REQUIRED TASK
A verbatim copy of the records is required, with all pictures left out.

--- Begin RECORDED DATA ---

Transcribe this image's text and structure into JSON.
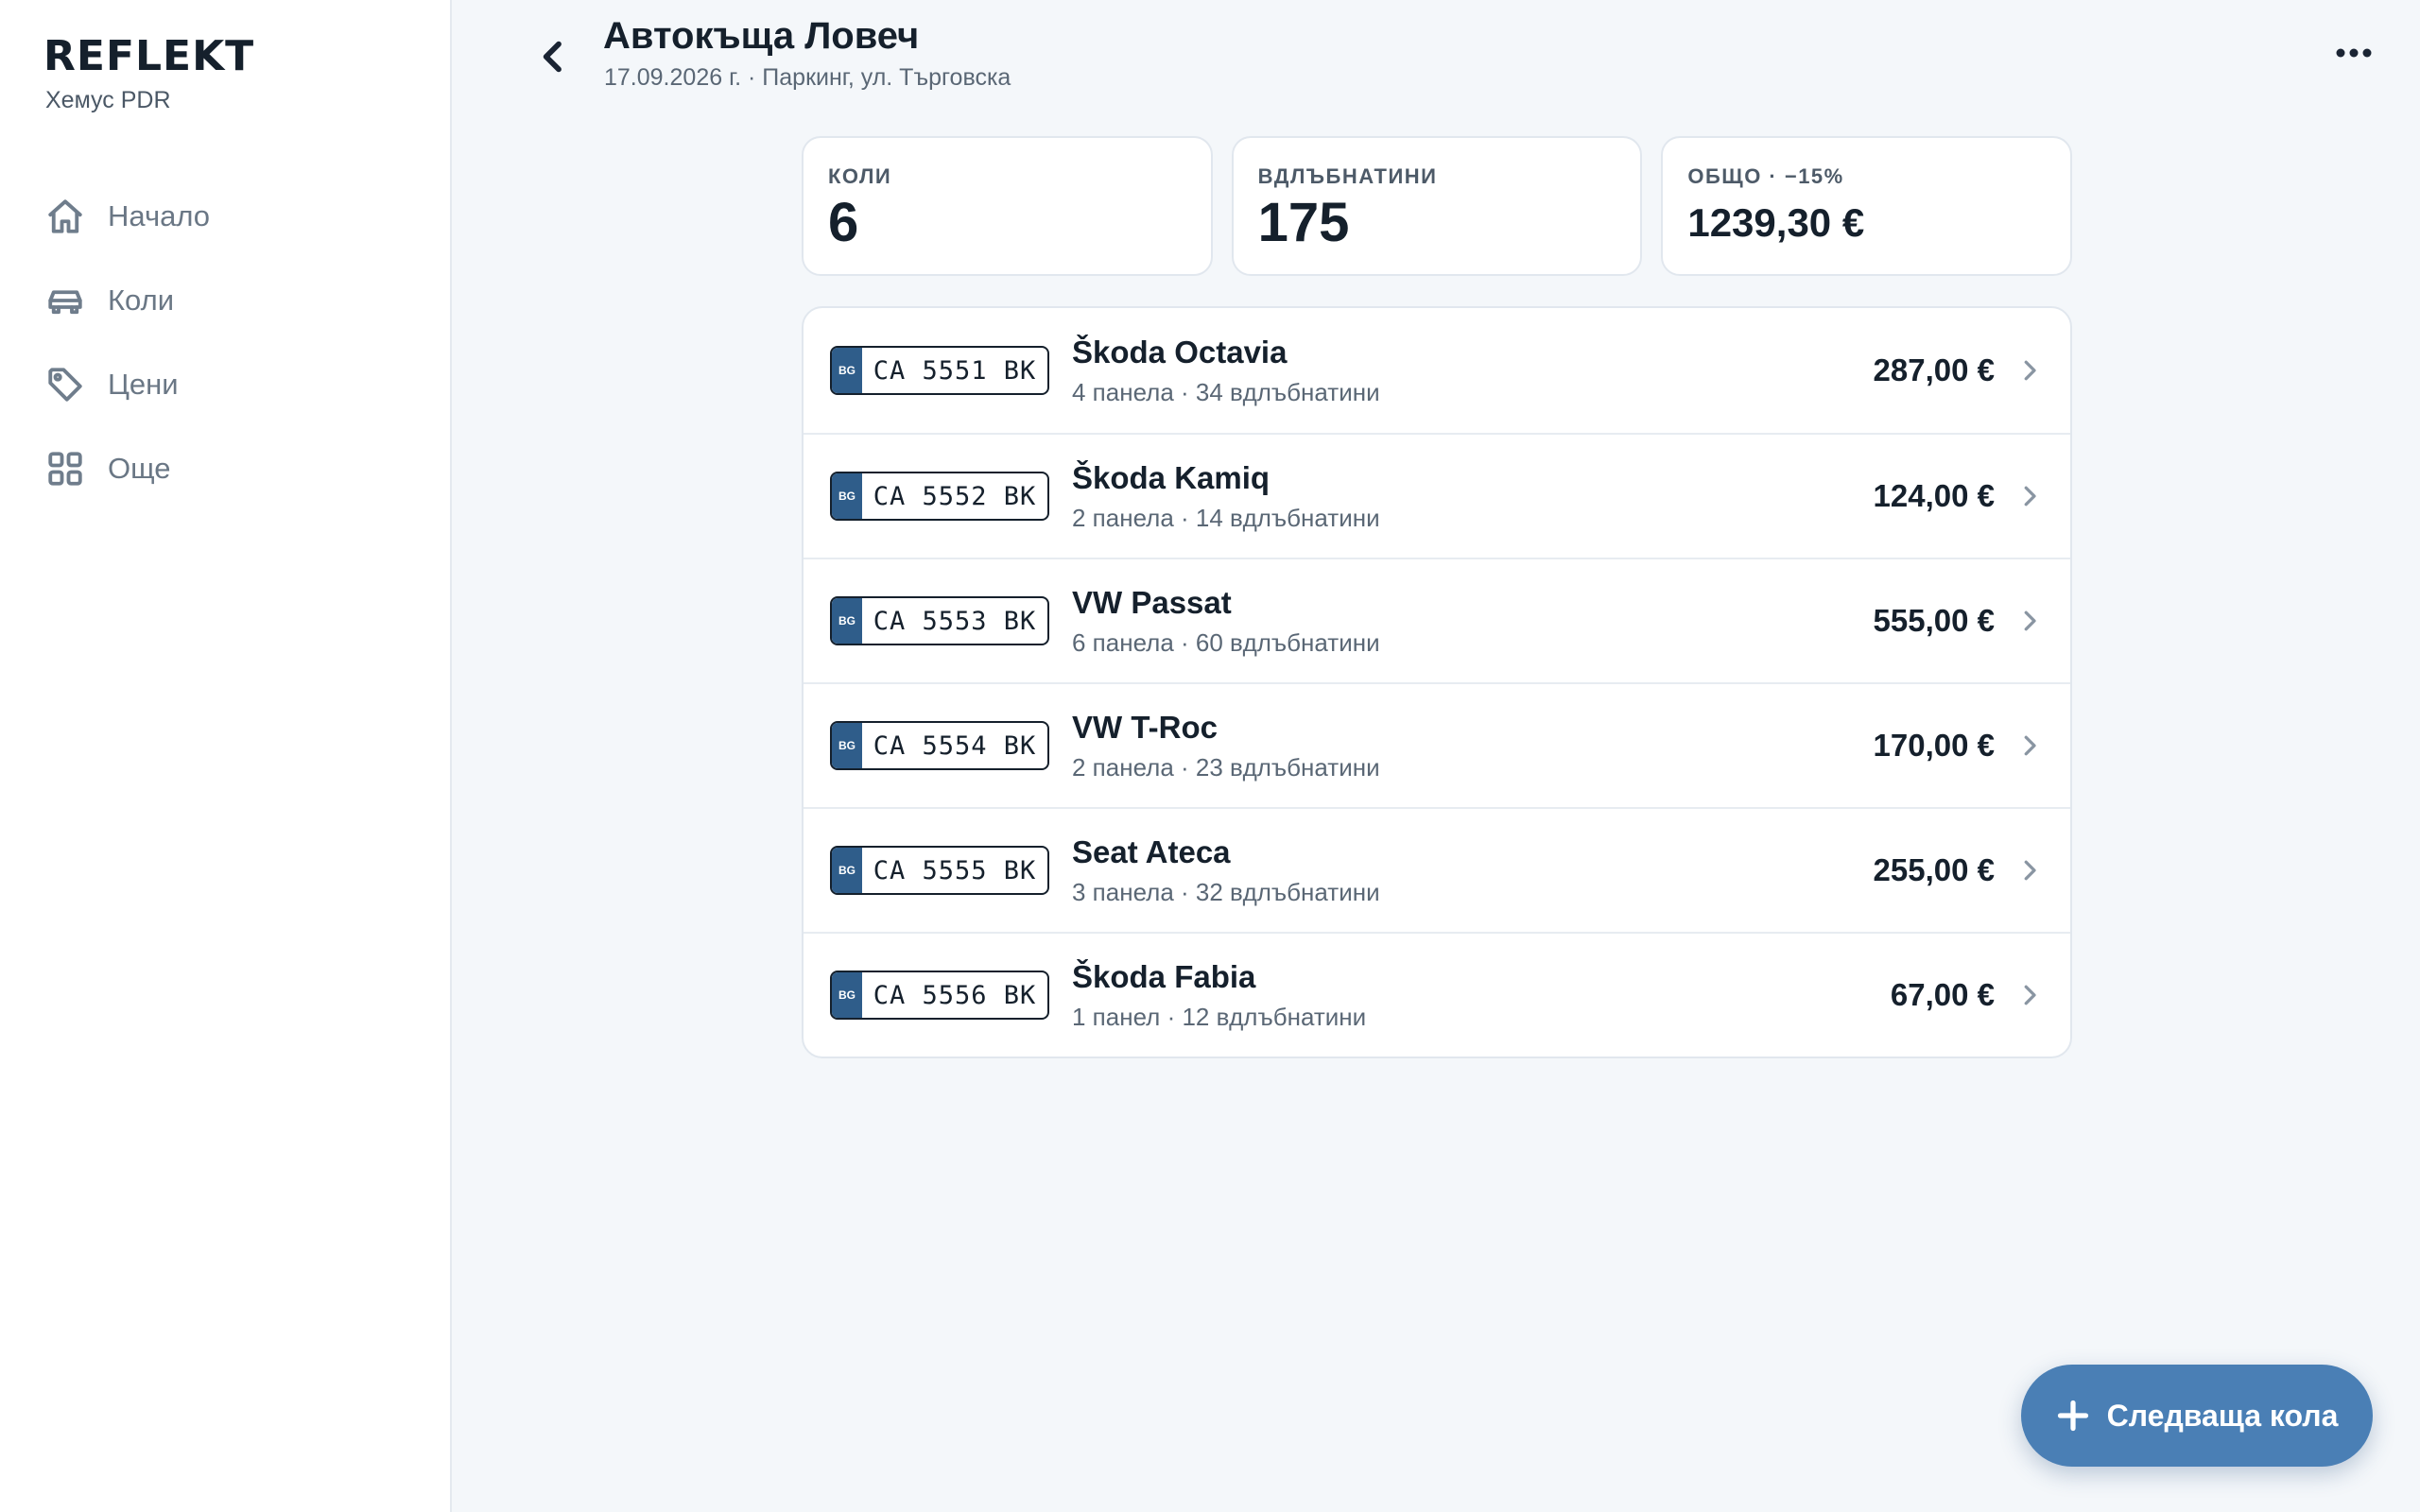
{
  "app": {
    "logo": "REFLEKT",
    "company": "Хемус PDR"
  },
  "sidebar": {
    "items": [
      {
        "label": "Начало",
        "icon": "home-icon"
      },
      {
        "label": "Коли",
        "icon": "car-icon"
      },
      {
        "label": "Цени",
        "icon": "tag-icon"
      },
      {
        "label": "Още",
        "icon": "grid-icon"
      }
    ]
  },
  "header": {
    "title": "Автокъща Ловеч",
    "subtitle": "17.09.2026 г. · Паркинг, ул. Търговска"
  },
  "stats": {
    "cars": {
      "label": "КОЛИ",
      "value": "6"
    },
    "dents": {
      "label": "ВДЛЪБНАТИНИ",
      "value": "175"
    },
    "total": {
      "label": "ОБЩО · −15%",
      "value": "1239,30 €"
    }
  },
  "cars": [
    {
      "plate_country": "BG",
      "plate": "CA 5551 BK",
      "name": "Škoda Octavia",
      "meta": "4 панела · 34 вдлъбнатини",
      "price": "287,00 €"
    },
    {
      "plate_country": "BG",
      "plate": "CA 5552 BK",
      "name": "Škoda Kamiq",
      "meta": "2 панела · 14 вдлъбнатини",
      "price": "124,00 €"
    },
    {
      "plate_country": "BG",
      "plate": "CA 5553 BK",
      "name": "VW Passat",
      "meta": "6 панела · 60 вдлъбнатини",
      "price": "555,00 €"
    },
    {
      "plate_country": "BG",
      "plate": "CA 5554 BK",
      "name": "VW T-Roc",
      "meta": "2 панела · 23 вдлъбнатини",
      "price": "170,00 €"
    },
    {
      "plate_country": "BG",
      "plate": "CA 5555 BK",
      "name": "Seat Ateca",
      "meta": "3 панела · 32 вдлъбнатини",
      "price": "255,00 €"
    },
    {
      "plate_country": "BG",
      "plate": "CA 5556 BK",
      "name": "Škoda Fabia",
      "meta": "1 панел · 12 вдлъбнатини",
      "price": "67,00 €"
    }
  ],
  "fab": {
    "label": "Следваща кола",
    "icon": "plus-icon"
  },
  "colors": {
    "accent": "#4a7fb5",
    "plate_band": "#2f5d8a",
    "background": "#f4f7fa"
  }
}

--- End RECORDED DATA ---

REPLY TO THE TASK
Transcribe this image's text and structure into JSON.
{
  "app": {
    "logo": "REFLEKT",
    "company": "Хемус PDR"
  },
  "sidebar": {
    "items": [
      {
        "label": "Начало",
        "icon": "home-icon"
      },
      {
        "label": "Коли",
        "icon": "car-icon"
      },
      {
        "label": "Цени",
        "icon": "tag-icon"
      },
      {
        "label": "Още",
        "icon": "grid-icon"
      }
    ]
  },
  "header": {
    "title": "Автокъща Ловеч",
    "subtitle": "17.09.2026 г. · Паркинг, ул. Търговска"
  },
  "stats": {
    "cars": {
      "label": "КОЛИ",
      "value": "6"
    },
    "dents": {
      "label": "ВДЛЪБНАТИНИ",
      "value": "175"
    },
    "total": {
      "label": "ОБЩО · −15%",
      "value": "1239,30 €"
    }
  },
  "cars": [
    {
      "plate_country": "BG",
      "plate": "CA 5551 BK",
      "name": "Škoda Octavia",
      "meta": "4 панела · 34 вдлъбнатини",
      "price": "287,00 €"
    },
    {
      "plate_country": "BG",
      "plate": "CA 5552 BK",
      "name": "Škoda Kamiq",
      "meta": "2 панела · 14 вдлъбнатини",
      "price": "124,00 €"
    },
    {
      "plate_country": "BG",
      "plate": "CA 5553 BK",
      "name": "VW Passat",
      "meta": "6 панела · 60 вдлъбнатини",
      "price": "555,00 €"
    },
    {
      "plate_country": "BG",
      "plate": "CA 5554 BK",
      "name": "VW T-Roc",
      "meta": "2 панела · 23 вдлъбнатини",
      "price": "170,00 €"
    },
    {
      "plate_country": "BG",
      "plate": "CA 5555 BK",
      "name": "Seat Ateca",
      "meta": "3 панела · 32 вдлъбнатини",
      "price": "255,00 €"
    },
    {
      "plate_country": "BG",
      "plate": "CA 5556 BK",
      "name": "Škoda Fabia",
      "meta": "1 панел · 12 вдлъбнатини",
      "price": "67,00 €"
    }
  ],
  "fab": {
    "label": "Следваща кола",
    "icon": "plus-icon"
  },
  "colors": {
    "accent": "#4a7fb5",
    "plate_band": "#2f5d8a",
    "background": "#f4f7fa"
  }
}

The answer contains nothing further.